# [WHAT THIS TASK INVOLVES]
Copy out all of the material exactly.

# [RECORDS FOR THIS TASK]

---

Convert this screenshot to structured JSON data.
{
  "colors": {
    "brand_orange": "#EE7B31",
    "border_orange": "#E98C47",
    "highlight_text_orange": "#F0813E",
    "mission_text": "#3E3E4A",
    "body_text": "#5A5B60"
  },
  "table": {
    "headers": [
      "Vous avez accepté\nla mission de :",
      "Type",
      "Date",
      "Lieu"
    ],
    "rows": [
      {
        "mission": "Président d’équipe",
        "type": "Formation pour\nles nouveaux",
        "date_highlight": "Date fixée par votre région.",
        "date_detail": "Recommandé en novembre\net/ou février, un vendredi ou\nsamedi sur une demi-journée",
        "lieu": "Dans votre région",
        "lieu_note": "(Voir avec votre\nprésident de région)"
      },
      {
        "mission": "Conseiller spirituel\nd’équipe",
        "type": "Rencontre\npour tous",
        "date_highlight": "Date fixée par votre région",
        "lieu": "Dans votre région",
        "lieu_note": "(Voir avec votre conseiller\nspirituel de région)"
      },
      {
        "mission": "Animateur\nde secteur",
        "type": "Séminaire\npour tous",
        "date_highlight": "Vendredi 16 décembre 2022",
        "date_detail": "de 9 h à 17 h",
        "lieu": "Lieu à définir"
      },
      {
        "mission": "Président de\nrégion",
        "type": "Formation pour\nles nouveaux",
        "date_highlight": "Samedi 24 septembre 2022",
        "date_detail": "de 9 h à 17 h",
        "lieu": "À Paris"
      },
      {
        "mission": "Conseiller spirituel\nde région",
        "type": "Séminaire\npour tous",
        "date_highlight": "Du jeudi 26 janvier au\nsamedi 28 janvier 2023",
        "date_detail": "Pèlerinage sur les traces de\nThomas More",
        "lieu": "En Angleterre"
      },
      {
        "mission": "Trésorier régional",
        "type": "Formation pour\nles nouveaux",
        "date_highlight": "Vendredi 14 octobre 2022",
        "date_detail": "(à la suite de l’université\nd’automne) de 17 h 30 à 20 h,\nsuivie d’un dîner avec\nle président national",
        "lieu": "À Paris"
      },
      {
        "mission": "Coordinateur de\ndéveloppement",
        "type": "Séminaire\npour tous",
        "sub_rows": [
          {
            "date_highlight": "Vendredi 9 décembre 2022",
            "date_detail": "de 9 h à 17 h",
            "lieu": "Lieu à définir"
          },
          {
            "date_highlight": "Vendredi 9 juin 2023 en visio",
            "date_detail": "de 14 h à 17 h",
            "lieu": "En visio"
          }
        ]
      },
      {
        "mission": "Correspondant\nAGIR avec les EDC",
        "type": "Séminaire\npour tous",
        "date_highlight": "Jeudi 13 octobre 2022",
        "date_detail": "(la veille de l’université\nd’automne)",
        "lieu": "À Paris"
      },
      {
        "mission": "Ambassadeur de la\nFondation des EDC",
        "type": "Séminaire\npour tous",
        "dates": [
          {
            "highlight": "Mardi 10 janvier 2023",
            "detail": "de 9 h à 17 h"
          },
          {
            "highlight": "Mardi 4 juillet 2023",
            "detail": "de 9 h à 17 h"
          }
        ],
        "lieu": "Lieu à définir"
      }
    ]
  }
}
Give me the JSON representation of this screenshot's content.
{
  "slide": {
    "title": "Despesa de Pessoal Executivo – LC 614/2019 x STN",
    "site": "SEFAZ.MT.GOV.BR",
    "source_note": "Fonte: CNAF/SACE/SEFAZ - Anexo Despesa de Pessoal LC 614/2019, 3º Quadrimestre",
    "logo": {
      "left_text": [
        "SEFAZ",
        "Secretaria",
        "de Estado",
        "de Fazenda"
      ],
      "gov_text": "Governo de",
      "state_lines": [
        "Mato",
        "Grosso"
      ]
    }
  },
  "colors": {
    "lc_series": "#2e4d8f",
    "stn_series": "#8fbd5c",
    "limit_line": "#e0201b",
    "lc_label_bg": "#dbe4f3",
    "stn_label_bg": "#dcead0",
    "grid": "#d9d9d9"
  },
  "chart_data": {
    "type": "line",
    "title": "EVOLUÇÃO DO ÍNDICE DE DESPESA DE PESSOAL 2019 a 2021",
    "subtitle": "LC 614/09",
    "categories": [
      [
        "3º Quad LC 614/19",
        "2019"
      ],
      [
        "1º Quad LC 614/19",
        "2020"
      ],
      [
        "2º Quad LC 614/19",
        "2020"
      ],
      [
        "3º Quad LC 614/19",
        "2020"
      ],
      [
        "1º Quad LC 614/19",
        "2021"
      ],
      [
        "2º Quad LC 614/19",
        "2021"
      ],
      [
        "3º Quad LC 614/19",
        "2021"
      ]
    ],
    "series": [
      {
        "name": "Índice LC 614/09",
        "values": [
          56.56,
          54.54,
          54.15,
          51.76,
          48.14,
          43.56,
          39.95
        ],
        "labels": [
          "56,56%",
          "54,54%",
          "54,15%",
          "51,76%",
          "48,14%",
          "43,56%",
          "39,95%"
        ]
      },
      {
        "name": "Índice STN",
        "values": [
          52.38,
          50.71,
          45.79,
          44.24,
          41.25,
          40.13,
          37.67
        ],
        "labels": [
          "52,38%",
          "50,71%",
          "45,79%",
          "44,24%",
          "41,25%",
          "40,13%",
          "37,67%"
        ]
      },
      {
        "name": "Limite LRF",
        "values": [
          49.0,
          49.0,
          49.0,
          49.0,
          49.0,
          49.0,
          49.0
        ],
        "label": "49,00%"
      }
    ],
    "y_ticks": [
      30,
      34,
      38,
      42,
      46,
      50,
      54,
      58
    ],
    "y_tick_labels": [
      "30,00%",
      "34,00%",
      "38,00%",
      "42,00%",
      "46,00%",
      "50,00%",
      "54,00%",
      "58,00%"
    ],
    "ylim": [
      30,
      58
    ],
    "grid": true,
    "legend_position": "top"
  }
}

---

# [RESULT BELOW]
Convert this screenshot to structured JSON data.
{
  "colors": {
    "brand_orange": "#EE7B31",
    "border_orange": "#E98C47",
    "highlight_text_orange": "#F0813E",
    "mission_text": "#3E3E4A",
    "body_text": "#5A5B60"
  },
  "table": {
    "headers": [
      "Vous avez accepté\nla mission de :",
      "Type",
      "Date",
      "Lieu"
    ],
    "rows": [
      {
        "mission": "Président d’équipe",
        "type": "Formation pour\nles nouveaux",
        "date_highlight": "Date fixée par votre région.",
        "date_detail": "Recommandé en novembre\net/ou février, un vendredi ou\nsamedi sur une demi-journée",
        "lieu": "Dans votre région",
        "lieu_note": "(Voir avec votre\nprésident de région)"
      },
      {
        "mission": "Conseiller spirituel\nd’équipe",
        "type": "Rencontre\npour tous",
        "date_highlight": "Date fixée par votre région",
        "lieu": "Dans votre région",
        "lieu_note": "(Voir avec votre conseiller\nspirituel de région)"
      },
      {
        "mission": "Animateur\nde secteur",
        "type": "Séminaire\npour tous",
        "date_highlight": "Vendredi 16 décembre 2022",
        "date_detail": "de 9 h à 17 h",
        "lieu": "Lieu à définir"
      },
      {
        "mission": "Président de\nrégion",
        "type": "Formation pour\nles nouveaux",
        "date_highlight": "Samedi 24 septembre 2022",
        "date_detail": "de 9 h à 17 h",
        "lieu": "À Paris"
      },
      {
        "mission": "Conseiller spirituel\nde région",
        "type": "Séminaire\npour tous",
        "date_highlight": "Du jeudi 26 janvier au\nsamedi 28 janvier 2023",
        "date_detail": "Pèlerinage sur les traces de\nThomas More",
        "lieu": "En Angleterre"
      },
      {
        "mission": "Trésorier régional",
        "type": "Formation pour\nles nouveaux",
        "date_highlight": "Vendredi 14 octobre 2022",
        "date_detail": "(à la suite de l’université\nd’automne) de 17 h 30 à 20 h,\nsuivie d’un dîner avec\nle président national",
        "lieu": "À Paris"
      },
      {
        "mission": "Coordinateur de\ndéveloppement",
        "type": "Séminaire\npour tous",
        "sub_rows": [
          {
            "date_highlight": "Vendredi 9 décembre 2022",
            "date_detail": "de 9 h à 17 h",
            "lieu": "Lieu à définir"
          },
          {
            "date_highlight": "Vendredi 9 juin 2023 en visio",
            "date_detail": "de 14 h à 17 h",
            "lieu": "En visio"
          }
        ]
      },
      {
        "mission": "Correspondant\nAGIR avec les EDC",
        "type": "Séminaire\npour tous",
        "date_highlight": "Jeudi 13 octobre 2022",
        "date_detail": "(la veille de l’université\nd’automne)",
        "lieu": "À Paris"
      },
      {
        "mission": "Ambassadeur de la\nFondation des EDC",
        "type": "Séminaire\npour tous",
        "dates": [
          {
            "highlight": "Mardi 10 janvier 2023",
            "detail": "de 9 h à 17 h"
          },
          {
            "highlight": "Mardi 4 juillet 2023",
            "detail": "de 9 h à 17 h"
          }
        ],
        "lieu": "Lieu à définir"
      }
    ]
  }
}
Give me the JSON representation of this screenshot's content.
{
  "slide": {
    "title": "Despesa de Pessoal Executivo – LC 614/2019 x STN",
    "site": "SEFAZ.MT.GOV.BR",
    "source_note": "Fonte: CNAF/SACE/SEFAZ - Anexo Despesa de Pessoal LC 614/2019, 3º Quadrimestre",
    "logo": {
      "left_text": [
        "SEFAZ",
        "Secretaria",
        "de Estado",
        "de Fazenda"
      ],
      "gov_text": "Governo de",
      "state_lines": [
        "Mato",
        "Grosso"
      ]
    }
  },
  "colors": {
    "lc_series": "#2e4d8f",
    "stn_series": "#8fbd5c",
    "limit_line": "#e0201b",
    "lc_label_bg": "#dbe4f3",
    "stn_label_bg": "#dcead0",
    "grid": "#d9d9d9"
  },
  "chart_data": {
    "type": "line",
    "title": "EVOLUÇÃO DO ÍNDICE DE DESPESA DE PESSOAL 2019 a 2021",
    "subtitle": "LC 614/09",
    "categories": [
      [
        "3º Quad LC 614/19",
        "2019"
      ],
      [
        "1º Quad LC 614/19",
        "2020"
      ],
      [
        "2º Quad LC 614/19",
        "2020"
      ],
      [
        "3º Quad LC 614/19",
        "2020"
      ],
      [
        "1º Quad LC 614/19",
        "2021"
      ],
      [
        "2º Quad LC 614/19",
        "2021"
      ],
      [
        "3º Quad LC 614/19",
        "2021"
      ]
    ],
    "series": [
      {
        "name": "Índice LC 614/09",
        "values": [
          56.56,
          54.54,
          54.15,
          51.76,
          48.14,
          43.56,
          39.95
        ],
        "labels": [
          "56,56%",
          "54,54%",
          "54,15%",
          "51,76%",
          "48,14%",
          "43,56%",
          "39,95%"
        ]
      },
      {
        "name": "Índice STN",
        "values": [
          52.38,
          50.71,
          45.79,
          44.24,
          41.25,
          40.13,
          37.67
        ],
        "labels": [
          "52,38%",
          "50,71%",
          "45,79%",
          "44,24%",
          "41,25%",
          "40,13%",
          "37,67%"
        ]
      },
      {
        "name": "Limite LRF",
        "values": [
          49.0,
          49.0,
          49.0,
          49.0,
          49.0,
          49.0,
          49.0
        ],
        "label": "49,00%"
      }
    ],
    "y_ticks": [
      30,
      34,
      38,
      42,
      46,
      50,
      54,
      58
    ],
    "y_tick_labels": [
      "30,00%",
      "34,00%",
      "38,00%",
      "42,00%",
      "46,00%",
      "50,00%",
      "54,00%",
      "58,00%"
    ],
    "ylim": [
      30,
      58
    ],
    "grid": true,
    "legend_position": "top"
  }
}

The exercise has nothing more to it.